** Begin **
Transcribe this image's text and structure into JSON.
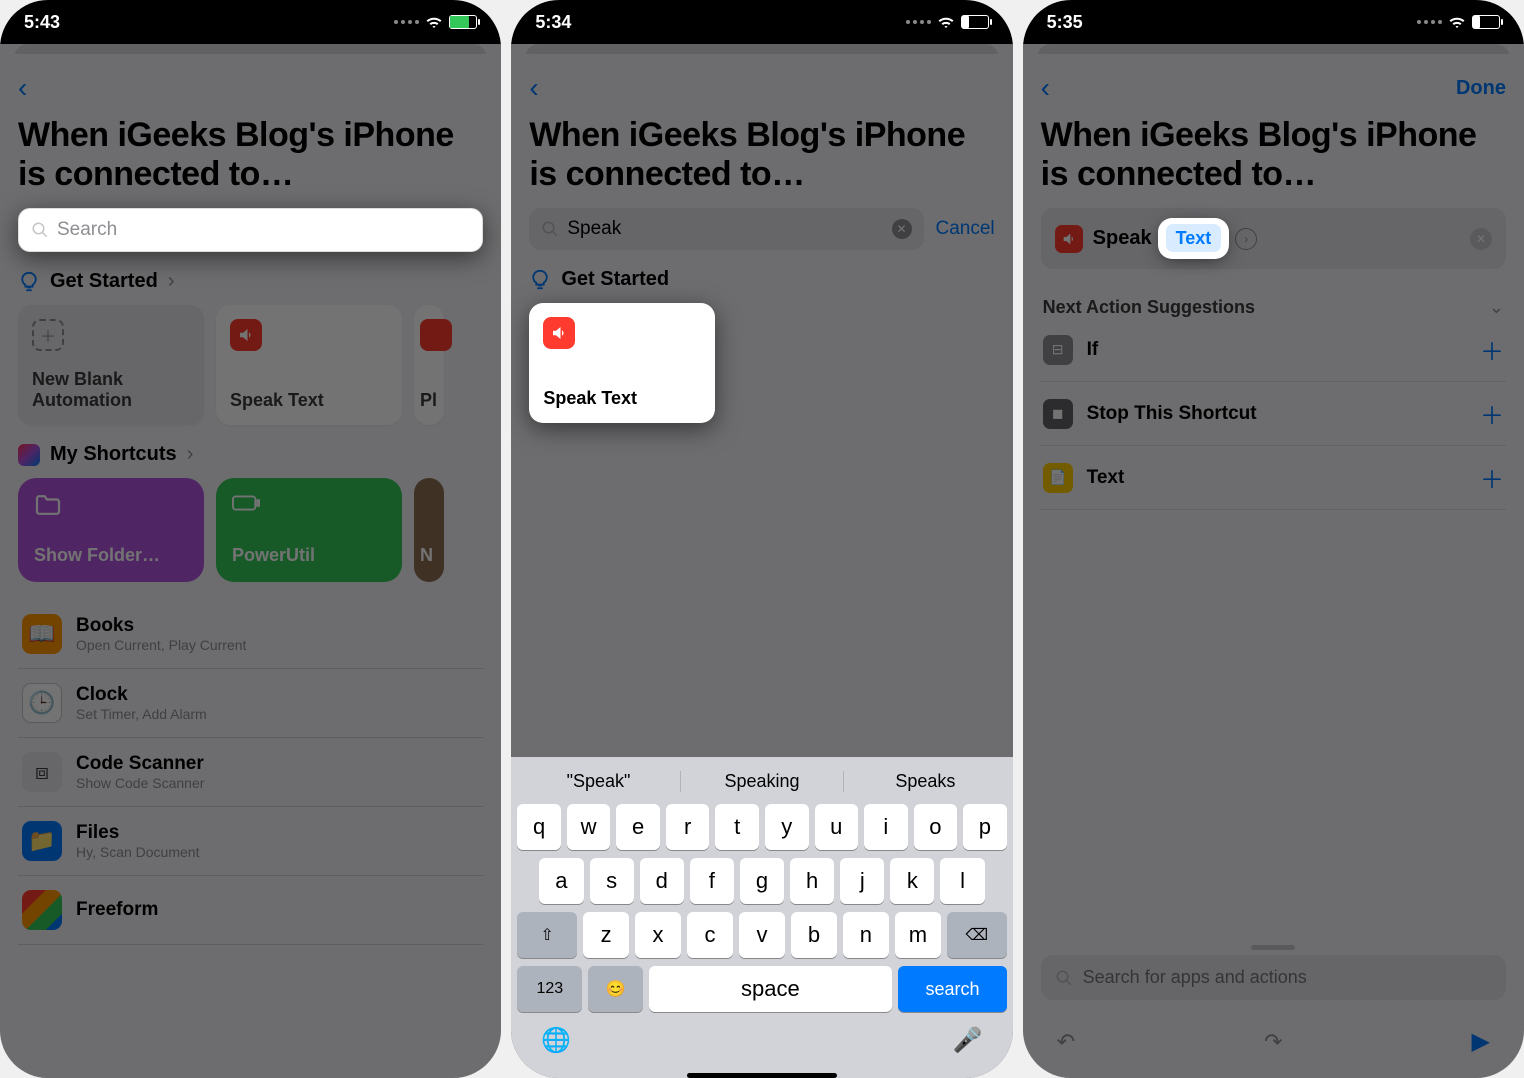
{
  "status": {
    "t1": "5:43",
    "t2": "5:34",
    "t3": "5:35"
  },
  "title": "When iGeeks Blog's iPhone is connected to…",
  "screen1": {
    "search_placeholder": "Search",
    "get_started": "Get Started",
    "cards": {
      "new_blank": "New Blank Automation",
      "speak_text": "Speak Text",
      "third_prefix": "Pl"
    },
    "my_shortcuts": "My Shortcuts",
    "big": {
      "folder": "Show Folder…",
      "power": "PowerUtil",
      "third_prefix": "N"
    },
    "apps": [
      {
        "name": "Books",
        "sub": "Open Current, Play Current"
      },
      {
        "name": "Clock",
        "sub": "Set Timer, Add Alarm"
      },
      {
        "name": "Code Scanner",
        "sub": "Show Code Scanner"
      },
      {
        "name": "Files",
        "sub": "Hy, Scan Document"
      },
      {
        "name": "Freeform",
        "sub": ""
      }
    ]
  },
  "screen2": {
    "query": "Speak",
    "cancel": "Cancel",
    "get_started": "Get Started",
    "result": "Speak Text",
    "suggest": [
      "\"Speak\"",
      "Speaking",
      "Speaks"
    ],
    "keys_r1": [
      "q",
      "w",
      "e",
      "r",
      "t",
      "y",
      "u",
      "i",
      "o",
      "p"
    ],
    "keys_r2": [
      "a",
      "s",
      "d",
      "f",
      "g",
      "h",
      "j",
      "k",
      "l"
    ],
    "keys_r3": [
      "z",
      "x",
      "c",
      "v",
      "b",
      "n",
      "m"
    ],
    "numkey": "123",
    "space": "space",
    "search": "search"
  },
  "screen3": {
    "done": "Done",
    "speak": "Speak",
    "token": "Text",
    "next_header": "Next Action Suggestions",
    "sugs": [
      {
        "name": "If"
      },
      {
        "name": "Stop This Shortcut"
      },
      {
        "name": "Text"
      }
    ],
    "search_placeholder": "Search for apps and actions"
  }
}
** End **
Copy out the lines that hold "apps".

▶ Solution for this exercise
    "apps": [
    "search_placeholder": "Search for apps and actions"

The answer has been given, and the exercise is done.